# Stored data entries
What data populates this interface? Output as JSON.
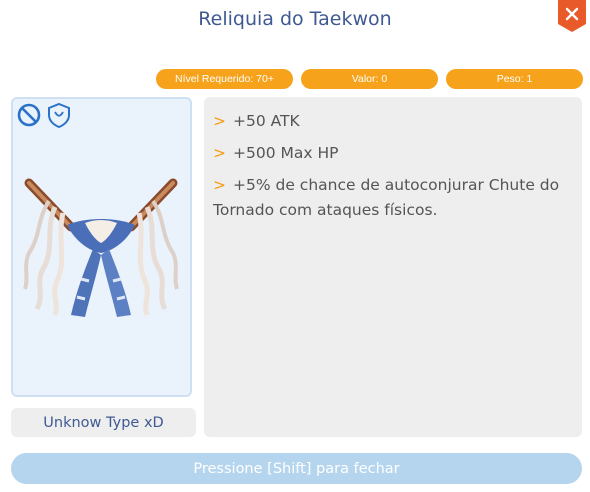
{
  "window": {
    "title": "Reliquia do Taekwon"
  },
  "stats": {
    "level": "Nível Requerido: 70+",
    "value": "Valor: 0",
    "weight": "Peso: 1"
  },
  "item": {
    "type": "Unknow Type xD",
    "badges": [
      "no-trade-icon",
      "shield-icon"
    ]
  },
  "description": {
    "bullet": ">",
    "lines": [
      "+50 ATK",
      "+500 Max HP",
      "+5% de chance de autoconjurar Chute do Tornado com ataques físicos."
    ]
  },
  "footer": {
    "hint": "Pressione [Shift] para fechar"
  },
  "colors": {
    "title": "#3f5a92",
    "accent": "#f6a21a",
    "close": "#e85a2a",
    "footer": "#b5d5ef",
    "panel_border": "#cfe0f4"
  }
}
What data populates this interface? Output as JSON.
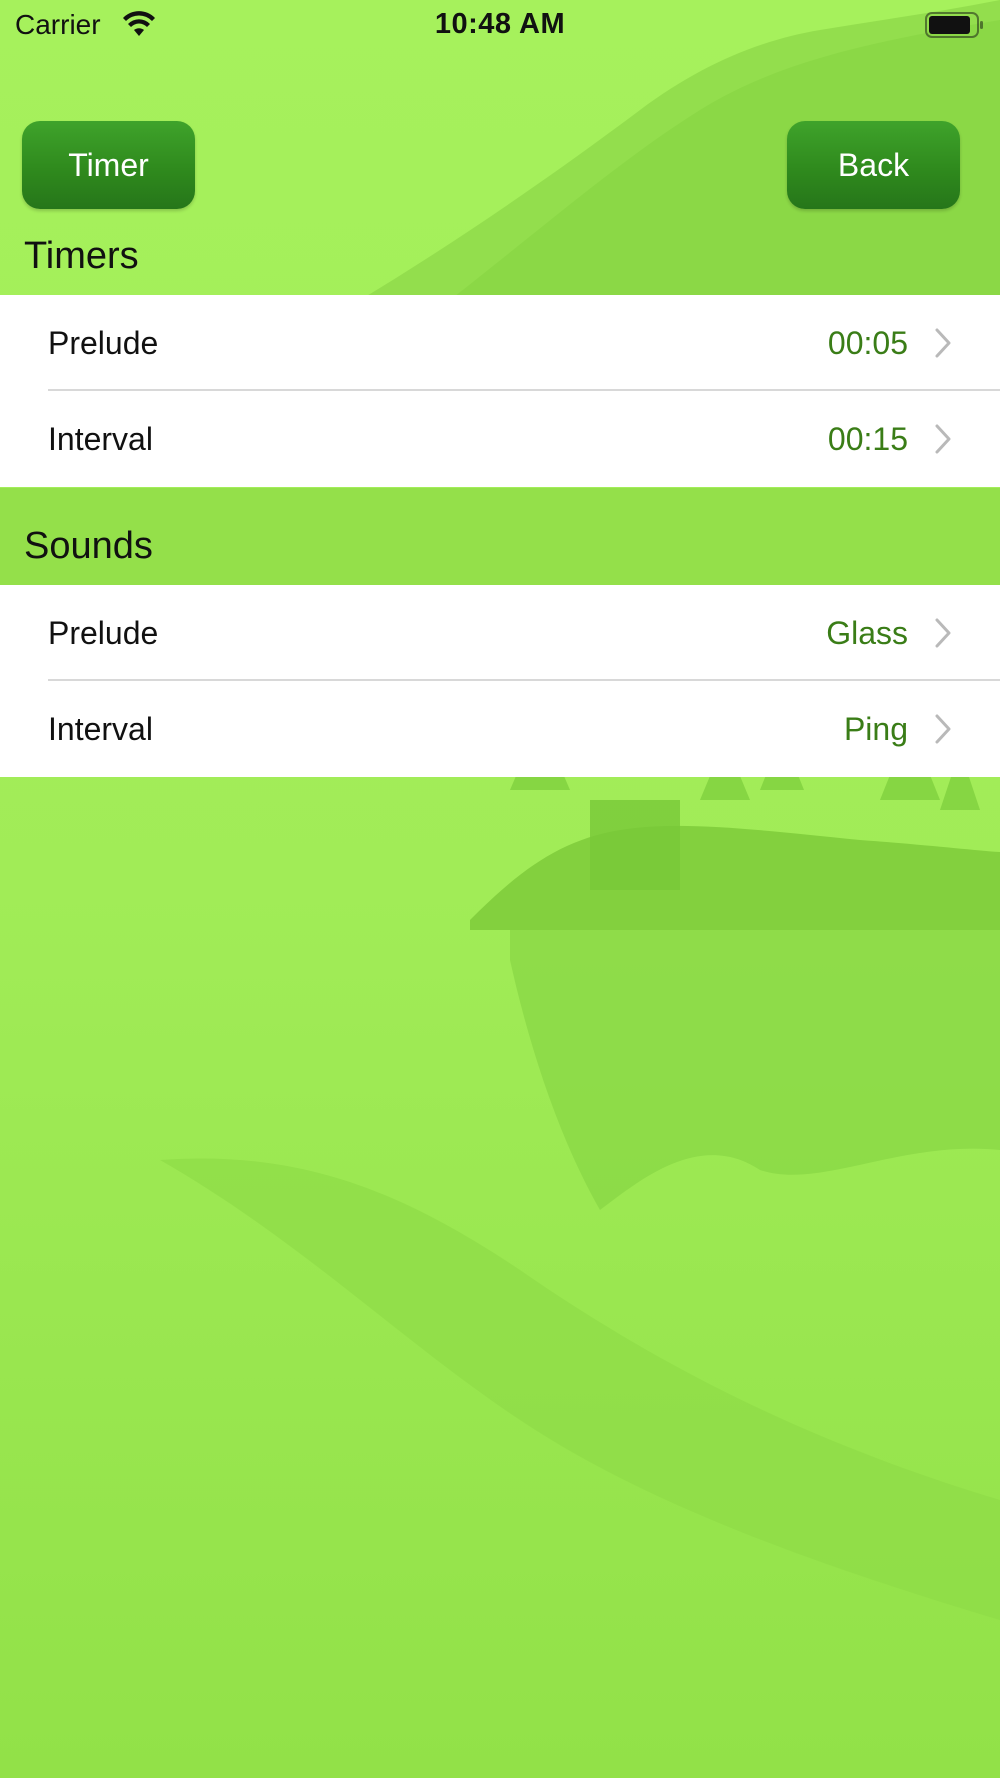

# What is asked
Skip the pictures, then retype every line above exactly.

# Final result
What data populates this interface? Output as JSON.
{
  "window": {
    "title": "Reliquia do Taekwon"
  },
  "stats": {
    "level": "Nível Requerido: 70+",
    "value": "Valor: 0",
    "weight": "Peso: 1"
  },
  "item": {
    "type": "Unknow Type xD",
    "badges": [
      "no-trade-icon",
      "shield-icon"
    ]
  },
  "description": {
    "bullet": ">",
    "lines": [
      "+50 ATK",
      "+500 Max HP",
      "+5% de chance de autoconjurar Chute do Tornado com ataques físicos."
    ]
  },
  "footer": {
    "hint": "Pressione [Shift] para fechar"
  },
  "colors": {
    "title": "#3f5a92",
    "accent": "#f6a21a",
    "close": "#e85a2a",
    "footer": "#b5d5ef",
    "panel_border": "#cfe0f4"
  }
}
What data populates this interface? Output as JSON.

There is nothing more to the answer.